> **REQUIREMENTS**
Each record below is to be copied word for word, with pictures removed.

»»

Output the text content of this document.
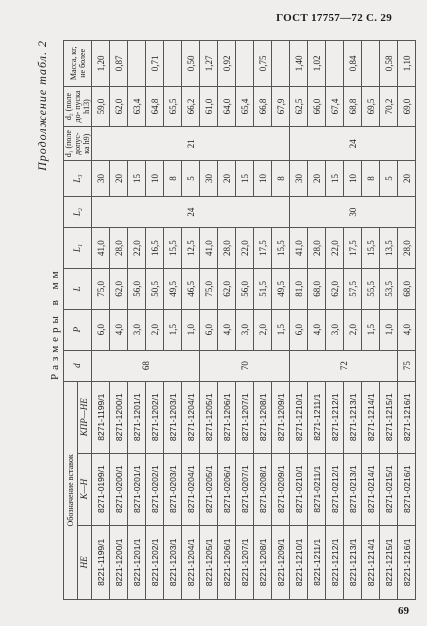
ГОСТ 17757—72 С. 29
Продолжение табл. 2
Размеры в мм
Обозначение вставок			d	P	L	L₁	L₂	L₃	d₁ (поле допус- ка h9)	d₂ (поле до- пуска h13)	Масса, кг, не более
НЕ	К—Н	КПР—НЕ									
8221-1199/1	8271-0199/1	8271-1199/1	68	6,0	75,0	41,0	24	30	21	59,0	1,20
8221-1200/1	8271-0200/1	8271-1200/1		4,0	62,0	28,0		20		62,0	0,87
8221-1201/1	8271-0201/1	8271-1201/1		3,0	56,0	22,0		15		63,4	
8221-1202/1	8271-0202/1	8271-1202/1		2,0	50,5	16,5		10		64,8	0,71
8221-1203/1	8271-0203/1	8271-1203/1		1,5	49,5	15,5		8		65,5	
8221-1204/1	8271-0204/1	8271-1204/1		1,0	46,5	12,5		5		66,2	0,50
8221-1205/1	8271-0205/1	8271-1205/1	70	6,0	75,0	41,0		30		61,0	1,27
8221-1206/1	8271-0206/1	8271-1206/1		4,0	62,0	28,0		20		64,0	0,92
8221-1207/1	8271-0207/1	8271-1207/1		3,0	56,0	22,0		15		65,4	
8221-1208/1	8271-0208/1	8271-1208/1		2,0	51,5	17,5		10		66,8	0,75
8221-1209/1	8271-0209/1	8271-1209/1		1,5	49,5	15,5		8		67,9	
8221-1210/1	8271-0210/1	8271-1210/1	72	6,0	81,0	41,0	30	30	24	62,5	1,40
8221-1211/1	8271-0211/1	8271-1211/1		4,0	68,0	28,0		20		66,0	1,02
8221-1212/1	8271-0212/1	8271-1212/1		3,0	62,0	22,0		15		67,4	
8221-1213/1	8271-0213/1	8271-1213/1		2,0	57,5	17,5		10		68,8	0,84
8221-1214/1	8271-0214/1	8271-1214/1		1,5	55,5	15,5		8		69,5	
8221-1215/1	8271-0215/1	8271-1215/1		1,0	53,5	13,5		5		70,2	0,58
8221-1216/1	8271-0216/1	8271-1216/1	75	4,0	68,0	28,0		20		69,0	1,10
69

««

> **TASK SOLUTION**
Output the text content of this document.
ГОСТ 17757—72 С. 29
Продолжение табл. 2
Размеры в мм
Обозначение вставок			d	P	L	L₁	L₂	L₃	d₁ (поле допус- ка h9)	d₂ (поле до- пуска h13)	Масса, кг, не более
НЕ	К—Н	КПР—НЕ									
8221-1199/1	8271-0199/1	8271-1199/1	68	6,0	75,0	41,0	24	30	21	59,0	1,20
8221-1200/1	8271-0200/1	8271-1200/1		4,0	62,0	28,0		20		62,0	0,87
8221-1201/1	8271-0201/1	8271-1201/1		3,0	56,0	22,0		15		63,4	
8221-1202/1	8271-0202/1	8271-1202/1		2,0	50,5	16,5		10		64,8	0,71
8221-1203/1	8271-0203/1	8271-1203/1		1,5	49,5	15,5		8		65,5	
8221-1204/1	8271-0204/1	8271-1204/1		1,0	46,5	12,5		5		66,2	0,50
8221-1205/1	8271-0205/1	8271-1205/1	70	6,0	75,0	41,0		30		61,0	1,27
8221-1206/1	8271-0206/1	8271-1206/1		4,0	62,0	28,0		20		64,0	0,92
8221-1207/1	8271-0207/1	8271-1207/1		3,0	56,0	22,0		15		65,4	
8221-1208/1	8271-0208/1	8271-1208/1		2,0	51,5	17,5		10		66,8	0,75
8221-1209/1	8271-0209/1	8271-1209/1		1,5	49,5	15,5		8		67,9	
8221-1210/1	8271-0210/1	8271-1210/1	72	6,0	81,0	41,0	30	30	24	62,5	1,40
8221-1211/1	8271-0211/1	8271-1211/1		4,0	68,0	28,0		20		66,0	1,02
8221-1212/1	8271-0212/1	8271-1212/1		3,0	62,0	22,0		15		67,4	
8221-1213/1	8271-0213/1	8271-1213/1		2,0	57,5	17,5		10		68,8	0,84
8221-1214/1	8271-0214/1	8271-1214/1		1,5	55,5	15,5		8		69,5	
8221-1215/1	8271-0215/1	8271-1215/1		1,0	53,5	13,5		5		70,2	0,58
8221-1216/1	8271-0216/1	8271-1216/1	75	4,0	68,0	28,0		20		69,0	1,10
69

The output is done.